- What this task involves: Give, as a bare number, the count of lines that contain the word "Reset".

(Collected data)

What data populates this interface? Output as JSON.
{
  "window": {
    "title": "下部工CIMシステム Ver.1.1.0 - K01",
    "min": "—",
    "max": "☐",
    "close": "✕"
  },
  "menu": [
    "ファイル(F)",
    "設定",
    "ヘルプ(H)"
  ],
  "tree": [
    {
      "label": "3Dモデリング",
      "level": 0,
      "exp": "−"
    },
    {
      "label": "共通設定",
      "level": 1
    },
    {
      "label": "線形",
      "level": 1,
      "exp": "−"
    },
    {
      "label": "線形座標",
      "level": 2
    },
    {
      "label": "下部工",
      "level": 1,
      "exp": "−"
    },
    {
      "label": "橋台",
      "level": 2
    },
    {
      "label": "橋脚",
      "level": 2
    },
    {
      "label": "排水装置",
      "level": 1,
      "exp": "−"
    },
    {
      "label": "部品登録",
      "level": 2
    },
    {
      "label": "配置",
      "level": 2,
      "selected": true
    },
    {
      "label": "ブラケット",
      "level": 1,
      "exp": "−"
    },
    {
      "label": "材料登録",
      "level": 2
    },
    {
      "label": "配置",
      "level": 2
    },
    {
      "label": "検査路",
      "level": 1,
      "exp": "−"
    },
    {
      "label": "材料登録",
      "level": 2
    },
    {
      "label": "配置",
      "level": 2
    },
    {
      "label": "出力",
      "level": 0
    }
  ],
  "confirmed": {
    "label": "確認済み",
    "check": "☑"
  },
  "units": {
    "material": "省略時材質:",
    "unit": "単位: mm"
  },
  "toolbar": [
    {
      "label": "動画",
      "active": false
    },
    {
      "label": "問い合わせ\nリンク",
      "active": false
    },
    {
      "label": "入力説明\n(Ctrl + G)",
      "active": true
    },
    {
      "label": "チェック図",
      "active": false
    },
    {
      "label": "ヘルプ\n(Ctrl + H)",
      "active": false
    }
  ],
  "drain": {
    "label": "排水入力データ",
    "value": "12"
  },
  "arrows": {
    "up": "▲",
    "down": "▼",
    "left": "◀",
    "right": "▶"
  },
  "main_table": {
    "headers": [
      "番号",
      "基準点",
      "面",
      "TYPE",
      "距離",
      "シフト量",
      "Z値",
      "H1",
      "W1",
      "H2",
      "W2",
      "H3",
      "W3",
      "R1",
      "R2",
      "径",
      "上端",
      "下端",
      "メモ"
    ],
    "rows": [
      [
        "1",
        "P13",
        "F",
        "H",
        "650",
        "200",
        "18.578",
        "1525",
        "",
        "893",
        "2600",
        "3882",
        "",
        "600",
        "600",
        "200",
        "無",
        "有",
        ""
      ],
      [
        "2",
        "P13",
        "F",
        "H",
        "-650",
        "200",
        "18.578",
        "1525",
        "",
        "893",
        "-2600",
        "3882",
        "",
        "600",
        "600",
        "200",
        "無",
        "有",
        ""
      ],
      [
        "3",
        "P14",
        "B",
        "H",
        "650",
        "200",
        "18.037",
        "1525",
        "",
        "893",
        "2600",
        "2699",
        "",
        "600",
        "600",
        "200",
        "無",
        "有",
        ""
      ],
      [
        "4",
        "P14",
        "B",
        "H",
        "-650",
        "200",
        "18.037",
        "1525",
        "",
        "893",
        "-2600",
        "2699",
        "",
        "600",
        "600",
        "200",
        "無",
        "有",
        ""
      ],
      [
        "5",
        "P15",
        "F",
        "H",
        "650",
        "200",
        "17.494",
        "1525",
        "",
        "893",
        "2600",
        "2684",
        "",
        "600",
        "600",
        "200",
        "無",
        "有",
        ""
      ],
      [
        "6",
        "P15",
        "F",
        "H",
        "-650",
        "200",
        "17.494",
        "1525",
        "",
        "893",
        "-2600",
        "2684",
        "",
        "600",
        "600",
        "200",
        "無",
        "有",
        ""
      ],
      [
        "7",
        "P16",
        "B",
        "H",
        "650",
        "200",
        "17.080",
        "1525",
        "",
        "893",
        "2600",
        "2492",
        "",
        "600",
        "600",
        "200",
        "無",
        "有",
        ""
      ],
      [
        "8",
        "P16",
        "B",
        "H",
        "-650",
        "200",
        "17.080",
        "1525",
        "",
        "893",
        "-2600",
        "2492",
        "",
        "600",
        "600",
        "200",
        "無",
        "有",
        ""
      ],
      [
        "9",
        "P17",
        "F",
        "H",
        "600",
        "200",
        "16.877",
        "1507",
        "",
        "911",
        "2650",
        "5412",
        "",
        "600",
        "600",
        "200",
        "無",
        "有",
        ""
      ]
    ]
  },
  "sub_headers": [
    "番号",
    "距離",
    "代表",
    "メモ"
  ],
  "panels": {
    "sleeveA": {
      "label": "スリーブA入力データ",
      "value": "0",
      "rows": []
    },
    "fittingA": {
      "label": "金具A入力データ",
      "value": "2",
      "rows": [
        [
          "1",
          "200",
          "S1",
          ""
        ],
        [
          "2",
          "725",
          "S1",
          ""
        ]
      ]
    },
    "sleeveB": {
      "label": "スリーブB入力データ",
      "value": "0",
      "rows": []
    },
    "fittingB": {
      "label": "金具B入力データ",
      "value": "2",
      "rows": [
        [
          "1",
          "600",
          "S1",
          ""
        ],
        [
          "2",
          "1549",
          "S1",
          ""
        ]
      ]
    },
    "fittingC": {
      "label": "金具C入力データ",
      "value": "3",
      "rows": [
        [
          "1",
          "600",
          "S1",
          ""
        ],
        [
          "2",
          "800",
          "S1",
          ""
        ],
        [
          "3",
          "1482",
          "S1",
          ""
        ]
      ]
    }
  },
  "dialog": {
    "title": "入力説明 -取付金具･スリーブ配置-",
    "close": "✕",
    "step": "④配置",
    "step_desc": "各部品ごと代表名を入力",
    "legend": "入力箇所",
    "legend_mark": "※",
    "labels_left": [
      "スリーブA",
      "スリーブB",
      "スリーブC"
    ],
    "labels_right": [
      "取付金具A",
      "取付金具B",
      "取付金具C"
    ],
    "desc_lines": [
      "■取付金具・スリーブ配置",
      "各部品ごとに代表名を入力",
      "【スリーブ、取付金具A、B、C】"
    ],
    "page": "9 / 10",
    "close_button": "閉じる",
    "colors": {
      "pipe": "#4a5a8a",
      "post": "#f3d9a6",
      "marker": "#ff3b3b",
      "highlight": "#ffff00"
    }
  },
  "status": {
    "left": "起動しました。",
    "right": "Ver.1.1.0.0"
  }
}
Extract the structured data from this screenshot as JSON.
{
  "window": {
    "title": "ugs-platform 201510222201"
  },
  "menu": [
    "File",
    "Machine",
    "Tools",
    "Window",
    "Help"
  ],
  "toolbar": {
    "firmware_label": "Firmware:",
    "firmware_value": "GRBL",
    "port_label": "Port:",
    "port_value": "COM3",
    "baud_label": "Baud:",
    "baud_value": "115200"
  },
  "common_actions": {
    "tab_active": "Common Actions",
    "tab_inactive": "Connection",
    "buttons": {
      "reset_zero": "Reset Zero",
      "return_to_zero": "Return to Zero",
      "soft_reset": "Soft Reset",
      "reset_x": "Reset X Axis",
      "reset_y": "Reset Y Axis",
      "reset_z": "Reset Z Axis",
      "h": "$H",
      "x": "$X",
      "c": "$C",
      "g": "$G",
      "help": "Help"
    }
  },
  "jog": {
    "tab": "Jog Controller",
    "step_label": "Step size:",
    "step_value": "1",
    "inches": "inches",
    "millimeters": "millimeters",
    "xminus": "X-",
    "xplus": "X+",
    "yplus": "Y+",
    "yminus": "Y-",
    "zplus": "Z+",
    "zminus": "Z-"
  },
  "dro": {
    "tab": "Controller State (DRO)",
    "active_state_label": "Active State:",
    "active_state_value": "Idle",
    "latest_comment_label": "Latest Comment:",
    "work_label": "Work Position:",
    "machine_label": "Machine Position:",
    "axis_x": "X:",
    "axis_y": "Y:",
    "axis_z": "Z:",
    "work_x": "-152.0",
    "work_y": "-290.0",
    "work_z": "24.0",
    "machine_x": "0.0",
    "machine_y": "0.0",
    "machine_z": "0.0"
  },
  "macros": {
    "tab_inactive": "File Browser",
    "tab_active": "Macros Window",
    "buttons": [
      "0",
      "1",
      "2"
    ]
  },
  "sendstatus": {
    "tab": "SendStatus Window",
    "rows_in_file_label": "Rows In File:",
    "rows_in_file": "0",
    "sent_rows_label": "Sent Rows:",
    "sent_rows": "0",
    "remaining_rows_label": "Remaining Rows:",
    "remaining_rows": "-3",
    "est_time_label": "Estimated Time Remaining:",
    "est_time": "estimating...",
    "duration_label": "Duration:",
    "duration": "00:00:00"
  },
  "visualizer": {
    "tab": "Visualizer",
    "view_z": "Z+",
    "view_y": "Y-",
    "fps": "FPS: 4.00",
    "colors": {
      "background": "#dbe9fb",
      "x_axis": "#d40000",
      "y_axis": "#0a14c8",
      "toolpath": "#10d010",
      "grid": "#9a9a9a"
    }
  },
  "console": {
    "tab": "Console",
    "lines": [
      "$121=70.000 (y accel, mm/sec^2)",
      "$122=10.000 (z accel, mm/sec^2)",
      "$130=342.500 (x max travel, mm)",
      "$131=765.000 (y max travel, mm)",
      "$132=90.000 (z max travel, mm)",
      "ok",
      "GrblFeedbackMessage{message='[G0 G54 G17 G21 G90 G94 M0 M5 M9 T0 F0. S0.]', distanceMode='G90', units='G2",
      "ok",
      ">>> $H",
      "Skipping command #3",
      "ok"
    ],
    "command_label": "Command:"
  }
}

- Finished exercise: 5